--- Do this ---
Keep only the lines of the listing that include the word "screenshot", and copy them.
--- Begin ---
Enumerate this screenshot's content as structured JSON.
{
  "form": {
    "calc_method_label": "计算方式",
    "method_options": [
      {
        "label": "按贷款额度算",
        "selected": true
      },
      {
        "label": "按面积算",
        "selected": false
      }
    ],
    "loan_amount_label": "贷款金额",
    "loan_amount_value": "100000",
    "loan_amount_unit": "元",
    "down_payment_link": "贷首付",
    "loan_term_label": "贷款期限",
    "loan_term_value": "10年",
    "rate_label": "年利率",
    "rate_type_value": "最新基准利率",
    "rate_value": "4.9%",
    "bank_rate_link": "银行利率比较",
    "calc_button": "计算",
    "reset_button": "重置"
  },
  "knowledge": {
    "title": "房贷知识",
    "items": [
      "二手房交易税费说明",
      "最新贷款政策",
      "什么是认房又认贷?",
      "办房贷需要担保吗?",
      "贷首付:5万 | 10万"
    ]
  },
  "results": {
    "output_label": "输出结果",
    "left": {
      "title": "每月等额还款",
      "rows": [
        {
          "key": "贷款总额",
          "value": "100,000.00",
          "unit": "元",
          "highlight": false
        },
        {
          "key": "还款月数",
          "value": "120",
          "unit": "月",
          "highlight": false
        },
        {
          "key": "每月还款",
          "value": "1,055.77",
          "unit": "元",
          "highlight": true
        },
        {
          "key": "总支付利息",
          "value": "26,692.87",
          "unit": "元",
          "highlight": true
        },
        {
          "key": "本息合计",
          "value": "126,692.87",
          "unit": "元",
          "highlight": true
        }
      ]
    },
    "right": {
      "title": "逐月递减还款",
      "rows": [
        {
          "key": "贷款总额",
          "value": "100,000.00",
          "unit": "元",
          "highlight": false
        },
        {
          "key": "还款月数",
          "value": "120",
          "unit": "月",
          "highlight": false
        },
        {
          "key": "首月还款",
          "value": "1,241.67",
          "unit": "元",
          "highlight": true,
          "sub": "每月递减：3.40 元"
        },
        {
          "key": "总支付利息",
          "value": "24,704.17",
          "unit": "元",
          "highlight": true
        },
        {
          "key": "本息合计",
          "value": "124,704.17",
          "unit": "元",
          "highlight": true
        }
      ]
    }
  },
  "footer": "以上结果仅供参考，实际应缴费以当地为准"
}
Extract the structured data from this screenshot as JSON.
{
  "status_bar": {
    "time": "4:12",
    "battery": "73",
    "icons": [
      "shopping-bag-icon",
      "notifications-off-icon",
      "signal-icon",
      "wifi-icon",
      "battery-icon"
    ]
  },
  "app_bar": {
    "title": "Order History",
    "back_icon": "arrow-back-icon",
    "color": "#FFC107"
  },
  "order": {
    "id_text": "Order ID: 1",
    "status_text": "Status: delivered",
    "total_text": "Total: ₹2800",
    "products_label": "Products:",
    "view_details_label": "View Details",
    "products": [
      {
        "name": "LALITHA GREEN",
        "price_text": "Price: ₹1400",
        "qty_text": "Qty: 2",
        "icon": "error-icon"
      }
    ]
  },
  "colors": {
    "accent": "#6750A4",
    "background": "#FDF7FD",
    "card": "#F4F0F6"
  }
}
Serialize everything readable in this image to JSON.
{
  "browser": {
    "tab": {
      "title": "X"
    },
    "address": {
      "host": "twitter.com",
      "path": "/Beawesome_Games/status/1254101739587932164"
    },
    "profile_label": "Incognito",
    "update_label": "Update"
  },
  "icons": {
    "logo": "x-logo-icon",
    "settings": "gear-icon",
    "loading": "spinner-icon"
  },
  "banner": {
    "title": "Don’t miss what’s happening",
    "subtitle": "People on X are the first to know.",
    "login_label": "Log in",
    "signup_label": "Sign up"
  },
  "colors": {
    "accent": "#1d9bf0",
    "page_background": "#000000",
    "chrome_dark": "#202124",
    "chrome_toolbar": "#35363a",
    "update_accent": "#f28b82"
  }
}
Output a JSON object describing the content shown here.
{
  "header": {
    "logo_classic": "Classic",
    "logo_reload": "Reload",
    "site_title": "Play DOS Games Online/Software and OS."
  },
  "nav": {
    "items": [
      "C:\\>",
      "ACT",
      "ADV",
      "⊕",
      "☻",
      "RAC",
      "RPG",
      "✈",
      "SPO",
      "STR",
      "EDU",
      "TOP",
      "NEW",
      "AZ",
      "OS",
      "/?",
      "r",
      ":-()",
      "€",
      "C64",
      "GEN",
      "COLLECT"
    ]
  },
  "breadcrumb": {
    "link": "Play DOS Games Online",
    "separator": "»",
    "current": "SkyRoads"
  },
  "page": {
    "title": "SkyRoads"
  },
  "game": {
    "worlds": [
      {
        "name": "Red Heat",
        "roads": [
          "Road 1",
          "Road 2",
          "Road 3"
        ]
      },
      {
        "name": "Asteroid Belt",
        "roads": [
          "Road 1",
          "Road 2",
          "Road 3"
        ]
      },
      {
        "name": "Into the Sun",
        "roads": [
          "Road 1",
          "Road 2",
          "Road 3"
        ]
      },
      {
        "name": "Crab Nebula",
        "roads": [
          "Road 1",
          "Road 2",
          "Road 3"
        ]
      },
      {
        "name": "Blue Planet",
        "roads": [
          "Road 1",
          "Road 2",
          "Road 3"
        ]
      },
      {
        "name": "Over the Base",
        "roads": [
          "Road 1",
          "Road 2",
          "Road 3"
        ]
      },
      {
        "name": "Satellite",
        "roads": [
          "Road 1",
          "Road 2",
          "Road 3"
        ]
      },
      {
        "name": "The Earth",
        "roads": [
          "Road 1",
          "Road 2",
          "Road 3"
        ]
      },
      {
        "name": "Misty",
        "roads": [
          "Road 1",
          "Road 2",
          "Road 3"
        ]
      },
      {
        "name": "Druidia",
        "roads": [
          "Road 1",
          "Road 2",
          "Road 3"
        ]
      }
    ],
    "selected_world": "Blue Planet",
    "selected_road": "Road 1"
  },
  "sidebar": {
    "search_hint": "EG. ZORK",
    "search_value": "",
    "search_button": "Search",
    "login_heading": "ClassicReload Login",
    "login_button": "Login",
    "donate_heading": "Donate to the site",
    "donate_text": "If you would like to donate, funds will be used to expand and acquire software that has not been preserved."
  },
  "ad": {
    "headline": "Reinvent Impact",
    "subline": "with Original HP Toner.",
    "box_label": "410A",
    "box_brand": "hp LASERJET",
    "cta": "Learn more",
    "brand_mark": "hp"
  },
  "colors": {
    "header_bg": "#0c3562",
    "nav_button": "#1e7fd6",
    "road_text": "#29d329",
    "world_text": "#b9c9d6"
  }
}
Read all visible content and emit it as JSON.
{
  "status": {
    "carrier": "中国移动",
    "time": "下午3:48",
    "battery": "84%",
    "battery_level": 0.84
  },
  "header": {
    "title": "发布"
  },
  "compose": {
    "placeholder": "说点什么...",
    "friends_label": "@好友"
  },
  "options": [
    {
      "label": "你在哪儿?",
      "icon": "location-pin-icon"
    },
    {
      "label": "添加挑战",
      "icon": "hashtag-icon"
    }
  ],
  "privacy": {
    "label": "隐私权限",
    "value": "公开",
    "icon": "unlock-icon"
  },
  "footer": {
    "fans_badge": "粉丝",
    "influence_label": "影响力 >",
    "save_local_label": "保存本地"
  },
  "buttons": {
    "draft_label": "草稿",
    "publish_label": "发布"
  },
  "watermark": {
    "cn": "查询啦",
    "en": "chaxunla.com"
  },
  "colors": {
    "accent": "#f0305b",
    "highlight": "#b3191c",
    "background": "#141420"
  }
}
--- End ---
--- Exercise answer ---
Enumerate this screenshot's content as structured JSON.
Extract the structured data from this screenshot as JSON.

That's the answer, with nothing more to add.